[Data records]
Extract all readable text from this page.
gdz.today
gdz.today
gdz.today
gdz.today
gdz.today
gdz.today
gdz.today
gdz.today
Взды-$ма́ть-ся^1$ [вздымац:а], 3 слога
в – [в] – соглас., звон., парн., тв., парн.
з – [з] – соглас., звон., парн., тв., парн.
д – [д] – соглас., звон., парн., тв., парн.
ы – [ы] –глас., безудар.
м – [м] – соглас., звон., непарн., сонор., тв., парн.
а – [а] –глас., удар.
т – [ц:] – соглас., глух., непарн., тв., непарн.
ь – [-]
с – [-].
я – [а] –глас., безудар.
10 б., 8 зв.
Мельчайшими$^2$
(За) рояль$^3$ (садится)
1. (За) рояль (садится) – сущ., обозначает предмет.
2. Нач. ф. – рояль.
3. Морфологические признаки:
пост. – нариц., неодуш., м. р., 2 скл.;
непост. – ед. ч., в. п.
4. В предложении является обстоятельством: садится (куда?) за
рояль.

## Given exercise
Search the listing above for the string "непарн". Copy every line that contains it.

## Answer to this problem
м – [м] – соглас., звон., непарн., сонор., тв., парн.
т – [ц:] – соглас., глух., непарн., тв., непарн.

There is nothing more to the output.